■ **WHAT YOU HAVE TO DO**:
Your task is to repeat the lines below exactly, excluding any pictures they contain.

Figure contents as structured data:
┌──
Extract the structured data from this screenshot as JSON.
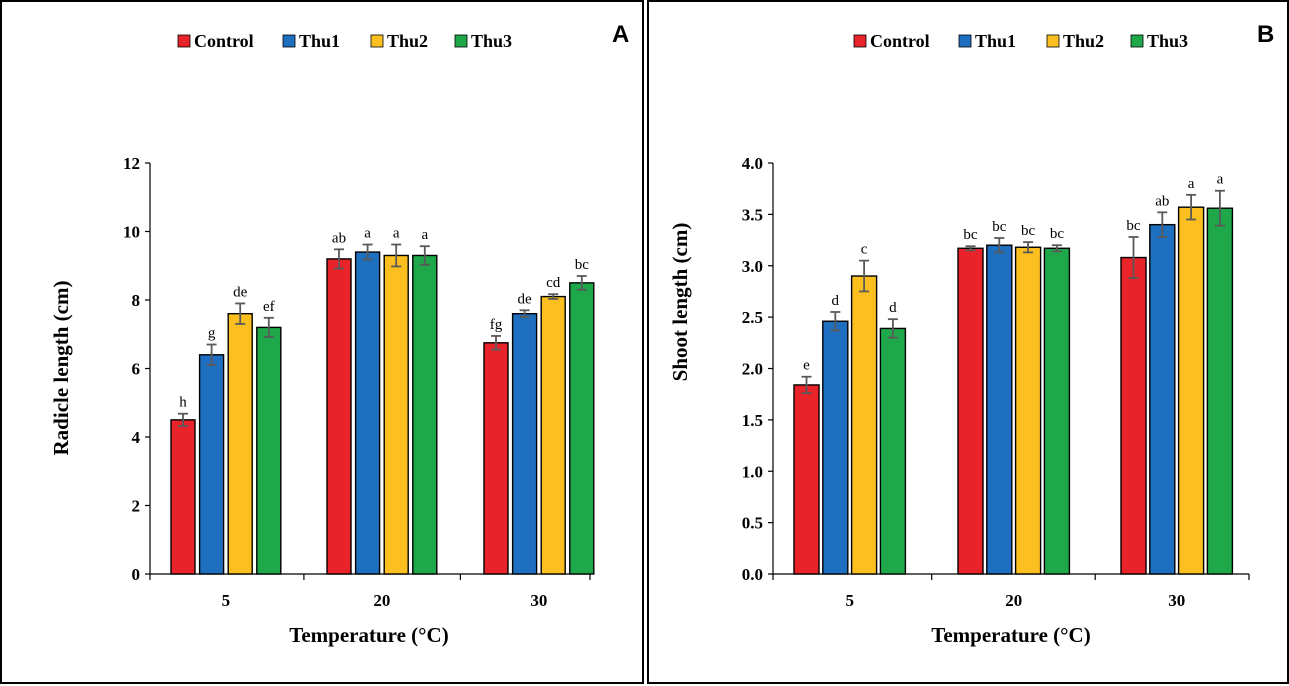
{
  "chart_data": [
    {
      "id": "A",
      "type": "bar",
      "panel_letter": "A",
      "categories": [
        "5",
        "20",
        "30"
      ],
      "series": [
        {
          "name": "Control",
          "color": "#e8232a",
          "values": [
            4.5,
            9.2,
            6.75
          ],
          "errors": [
            0.18,
            0.28,
            0.2
          ],
          "labels": [
            "h",
            "ab",
            "fg"
          ]
        },
        {
          "name": "Thu1",
          "color": "#1f6fc0",
          "values": [
            6.4,
            9.4,
            7.6
          ],
          "errors": [
            0.3,
            0.22,
            0.1
          ],
          "labels": [
            "g",
            "a",
            "de"
          ]
        },
        {
          "name": "Thu2",
          "color": "#fbc020",
          "values": [
            7.6,
            9.3,
            8.1
          ],
          "errors": [
            0.3,
            0.32,
            0.07
          ],
          "labels": [
            "de",
            "a",
            "cd"
          ]
        },
        {
          "name": "Thu3",
          "color": "#1fa84a",
          "values": [
            7.2,
            9.3,
            8.5
          ],
          "errors": [
            0.28,
            0.27,
            0.2
          ],
          "labels": [
            "ef",
            "a",
            "bc"
          ]
        }
      ],
      "xlabel": "Temperature (°C)",
      "ylabel": "Radicle length (cm)",
      "ylim": [
        0,
        12
      ],
      "yticks": [
        "0",
        "2",
        "4",
        "6",
        "8",
        "10",
        "12"
      ]
    },
    {
      "id": "B",
      "type": "bar",
      "panel_letter": "B",
      "categories": [
        "5",
        "20",
        "30"
      ],
      "series": [
        {
          "name": "Control",
          "color": "#e8232a",
          "values": [
            1.84,
            3.17,
            3.08
          ],
          "errors": [
            0.08,
            0.02,
            0.2
          ],
          "labels": [
            "e",
            "bc",
            "bc"
          ]
        },
        {
          "name": "Thu1",
          "color": "#1f6fc0",
          "values": [
            2.46,
            3.2,
            3.4
          ],
          "errors": [
            0.09,
            0.07,
            0.12
          ],
          "labels": [
            "d",
            "bc",
            "ab"
          ]
        },
        {
          "name": "Thu2",
          "color": "#fbc020",
          "values": [
            2.9,
            3.18,
            3.57
          ],
          "errors": [
            0.15,
            0.05,
            0.12
          ],
          "labels": [
            "c",
            "bc",
            "a"
          ]
        },
        {
          "name": "Thu3",
          "color": "#1fa84a",
          "values": [
            2.39,
            3.17,
            3.56
          ],
          "errors": [
            0.09,
            0.03,
            0.17
          ],
          "labels": [
            "d",
            "bc",
            "a"
          ]
        }
      ],
      "xlabel": "Temperature (°C)",
      "ylabel": "Shoot length (cm)",
      "ylim": [
        0,
        4.0
      ],
      "yticks": [
        "0.0",
        "0.5",
        "1.0",
        "1.5",
        "2.0",
        "2.5",
        "3.0",
        "3.5",
        "4.0"
      ]
    }
  ]
}
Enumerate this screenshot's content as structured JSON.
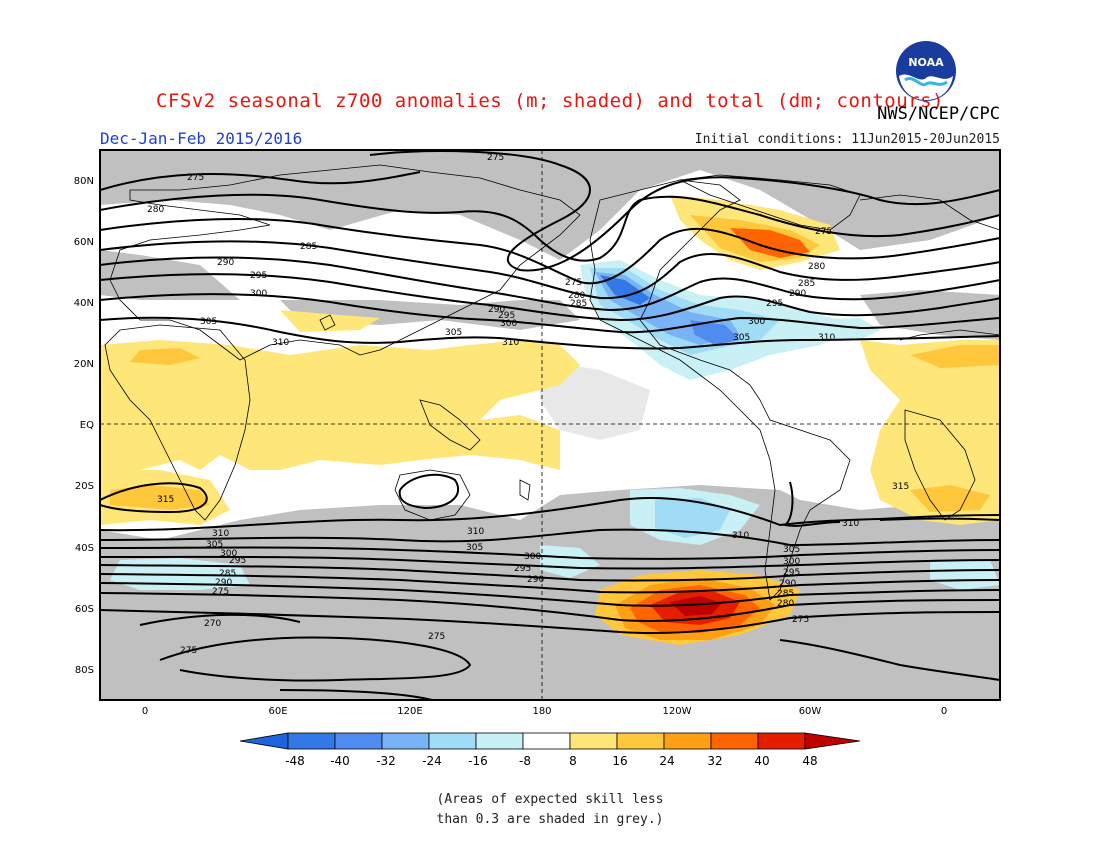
{
  "header": {
    "title": "CFSv2 seasonal z700 anomalies (m; shaded) and total (dm; contours)",
    "agency": "NWS/NCEP/CPC",
    "season": "Dec-Jan-Feb 2015/2016",
    "initial_conditions": "Initial conditions: 11Jun2015-20Jun2015",
    "logo_text": "NOAA"
  },
  "map": {
    "lat_labels": [
      "80N",
      "60N",
      "40N",
      "20N",
      "EQ",
      "20S",
      "40S",
      "60S",
      "80S"
    ],
    "lon_labels": [
      "0",
      "60E",
      "120E",
      "180",
      "120W",
      "60W",
      "0"
    ],
    "contour_labels": [
      "275",
      "280",
      "285",
      "290",
      "295",
      "300",
      "305",
      "310",
      "315",
      "270"
    ]
  },
  "colorbar": {
    "ticks": [
      "-48",
      "-40",
      "-32",
      "-24",
      "-16",
      "-8",
      "8",
      "16",
      "24",
      "32",
      "40",
      "48"
    ],
    "colors": {
      "neg": [
        "#1e64dc",
        "#3278e6",
        "#508cf0",
        "#78b4f5",
        "#a0dcf5",
        "#c8f0f5"
      ],
      "zero": "#ffffff",
      "pos": [
        "#ffe678",
        "#ffc83c",
        "#ffa014",
        "#ff6400",
        "#e61e00",
        "#be0000"
      ]
    }
  },
  "colors": {
    "skill_grey": "#c0c0c0",
    "title_red": "#e8150f",
    "subtitle_blue": "#1f3fd6"
  },
  "notes": {
    "line1": "(Areas of expected skill less",
    "line2": "than 0.3 are shaded in grey.)"
  }
}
└──
■ **ANSWER TO THIS PROBLEM**:
Extract the structured data from this screenshot as JSON.
{
  "chart_data": [
    {
      "id": "A",
      "type": "bar",
      "panel_letter": "A",
      "categories": [
        "5",
        "20",
        "30"
      ],
      "series": [
        {
          "name": "Control",
          "color": "#e8232a",
          "values": [
            4.5,
            9.2,
            6.75
          ],
          "errors": [
            0.18,
            0.28,
            0.2
          ],
          "labels": [
            "h",
            "ab",
            "fg"
          ]
        },
        {
          "name": "Thu1",
          "color": "#1f6fc0",
          "values": [
            6.4,
            9.4,
            7.6
          ],
          "errors": [
            0.3,
            0.22,
            0.1
          ],
          "labels": [
            "g",
            "a",
            "de"
          ]
        },
        {
          "name": "Thu2",
          "color": "#fbc020",
          "values": [
            7.6,
            9.3,
            8.1
          ],
          "errors": [
            0.3,
            0.32,
            0.07
          ],
          "labels": [
            "de",
            "a",
            "cd"
          ]
        },
        {
          "name": "Thu3",
          "color": "#1fa84a",
          "values": [
            7.2,
            9.3,
            8.5
          ],
          "errors": [
            0.28,
            0.27,
            0.2
          ],
          "labels": [
            "ef",
            "a",
            "bc"
          ]
        }
      ],
      "xlabel": "Temperature (°C)",
      "ylabel": "Radicle length (cm)",
      "ylim": [
        0,
        12
      ],
      "yticks": [
        "0",
        "2",
        "4",
        "6",
        "8",
        "10",
        "12"
      ]
    },
    {
      "id": "B",
      "type": "bar",
      "panel_letter": "B",
      "categories": [
        "5",
        "20",
        "30"
      ],
      "series": [
        {
          "name": "Control",
          "color": "#e8232a",
          "values": [
            1.84,
            3.17,
            3.08
          ],
          "errors": [
            0.08,
            0.02,
            0.2
          ],
          "labels": [
            "e",
            "bc",
            "bc"
          ]
        },
        {
          "name": "Thu1",
          "color": "#1f6fc0",
          "values": [
            2.46,
            3.2,
            3.4
          ],
          "errors": [
            0.09,
            0.07,
            0.12
          ],
          "labels": [
            "d",
            "bc",
            "ab"
          ]
        },
        {
          "name": "Thu2",
          "color": "#fbc020",
          "values": [
            2.9,
            3.18,
            3.57
          ],
          "errors": [
            0.15,
            0.05,
            0.12
          ],
          "labels": [
            "c",
            "bc",
            "a"
          ]
        },
        {
          "name": "Thu3",
          "color": "#1fa84a",
          "values": [
            2.39,
            3.17,
            3.56
          ],
          "errors": [
            0.09,
            0.03,
            0.17
          ],
          "labels": [
            "d",
            "bc",
            "a"
          ]
        }
      ],
      "xlabel": "Temperature (°C)",
      "ylabel": "Shoot length (cm)",
      "ylim": [
        0,
        4.0
      ],
      "yticks": [
        "0.0",
        "0.5",
        "1.0",
        "1.5",
        "2.0",
        "2.5",
        "3.0",
        "3.5",
        "4.0"
      ]
    }
  ]
}
Enumerate this screenshot's content as structured JSON.
{
  "header": {
    "title": "CFSv2 seasonal z700 anomalies (m; shaded) and total (dm; contours)",
    "agency": "NWS/NCEP/CPC",
    "season": "Dec-Jan-Feb 2015/2016",
    "initial_conditions": "Initial conditions: 11Jun2015-20Jun2015",
    "logo_text": "NOAA"
  },
  "map": {
    "lat_labels": [
      "80N",
      "60N",
      "40N",
      "20N",
      "EQ",
      "20S",
      "40S",
      "60S",
      "80S"
    ],
    "lon_labels": [
      "0",
      "60E",
      "120E",
      "180",
      "120W",
      "60W",
      "0"
    ],
    "contour_labels": [
      "275",
      "280",
      "285",
      "290",
      "295",
      "300",
      "305",
      "310",
      "315",
      "270"
    ]
  },
  "colorbar": {
    "ticks": [
      "-48",
      "-40",
      "-32",
      "-24",
      "-16",
      "-8",
      "8",
      "16",
      "24",
      "32",
      "40",
      "48"
    ],
    "colors": {
      "neg": [
        "#1e64dc",
        "#3278e6",
        "#508cf0",
        "#78b4f5",
        "#a0dcf5",
        "#c8f0f5"
      ],
      "zero": "#ffffff",
      "pos": [
        "#ffe678",
        "#ffc83c",
        "#ffa014",
        "#ff6400",
        "#e61e00",
        "#be0000"
      ]
    }
  },
  "colors": {
    "skill_grey": "#c0c0c0",
    "title_red": "#e8150f",
    "subtitle_blue": "#1f3fd6"
  },
  "notes": {
    "line1": "(Areas of expected skill less",
    "line2": "than 0.3 are shaded in grey.)"
  }
}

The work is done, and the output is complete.